BEGIN Extracted information

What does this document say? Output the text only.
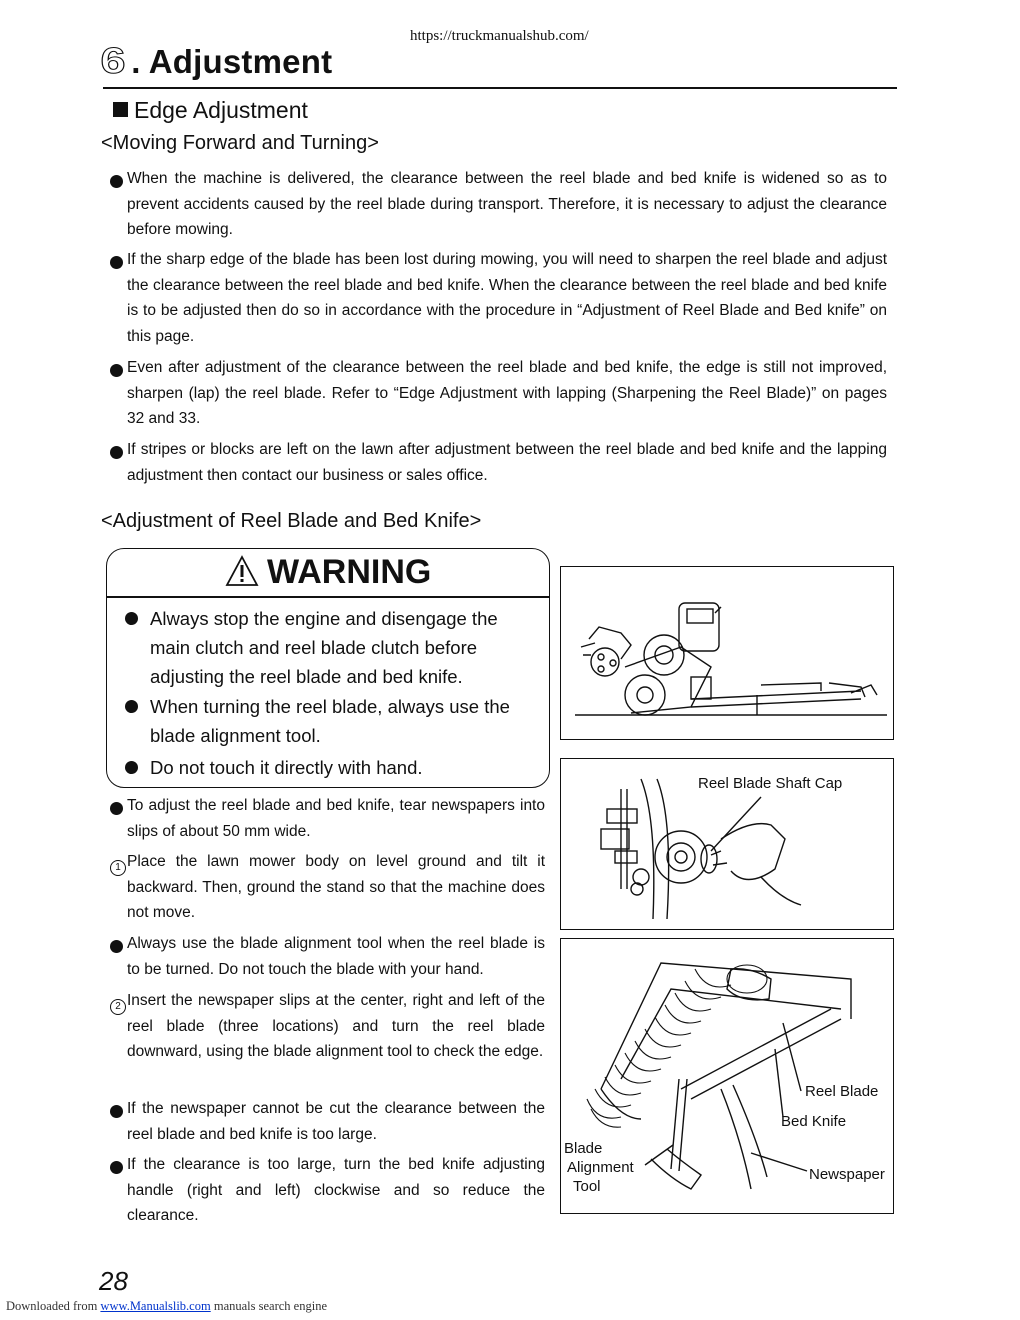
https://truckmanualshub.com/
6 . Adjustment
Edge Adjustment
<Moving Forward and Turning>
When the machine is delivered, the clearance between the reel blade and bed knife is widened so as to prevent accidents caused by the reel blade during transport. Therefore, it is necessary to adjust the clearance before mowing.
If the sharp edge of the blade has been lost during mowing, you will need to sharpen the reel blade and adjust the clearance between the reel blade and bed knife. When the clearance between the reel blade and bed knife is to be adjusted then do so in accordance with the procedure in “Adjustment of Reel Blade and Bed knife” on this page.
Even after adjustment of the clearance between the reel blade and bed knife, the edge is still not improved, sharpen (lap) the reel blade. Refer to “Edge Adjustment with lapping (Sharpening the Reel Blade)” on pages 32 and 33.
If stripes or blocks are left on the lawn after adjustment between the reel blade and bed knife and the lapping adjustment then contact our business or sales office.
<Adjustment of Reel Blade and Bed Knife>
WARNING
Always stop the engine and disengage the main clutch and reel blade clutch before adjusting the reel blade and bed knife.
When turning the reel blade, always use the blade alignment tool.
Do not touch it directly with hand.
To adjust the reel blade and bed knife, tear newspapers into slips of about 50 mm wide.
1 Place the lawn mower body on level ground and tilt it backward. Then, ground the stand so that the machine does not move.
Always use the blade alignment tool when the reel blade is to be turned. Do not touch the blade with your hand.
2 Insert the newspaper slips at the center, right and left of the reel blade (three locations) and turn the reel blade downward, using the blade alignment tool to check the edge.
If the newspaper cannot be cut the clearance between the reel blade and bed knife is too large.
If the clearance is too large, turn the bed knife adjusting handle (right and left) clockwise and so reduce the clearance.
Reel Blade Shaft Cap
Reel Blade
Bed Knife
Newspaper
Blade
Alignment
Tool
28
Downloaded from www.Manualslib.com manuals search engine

END Extracted information
BEGIN Extracted information

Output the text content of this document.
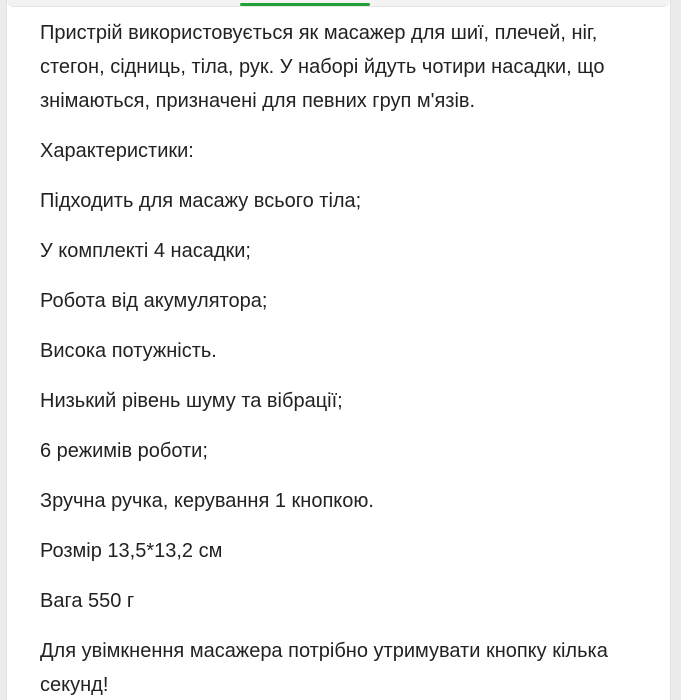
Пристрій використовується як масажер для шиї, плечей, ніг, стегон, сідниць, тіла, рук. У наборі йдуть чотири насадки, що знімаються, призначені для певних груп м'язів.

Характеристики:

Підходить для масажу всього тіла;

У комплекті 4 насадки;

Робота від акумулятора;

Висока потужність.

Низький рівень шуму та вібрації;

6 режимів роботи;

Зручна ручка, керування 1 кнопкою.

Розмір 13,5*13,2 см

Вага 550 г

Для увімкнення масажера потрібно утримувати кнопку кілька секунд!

END Extracted information

→ **Exercise**
Copy each line above containing the string "text".

→ **Response for this exercise**
What does this document say? Output the text only.
Output the text content of this document.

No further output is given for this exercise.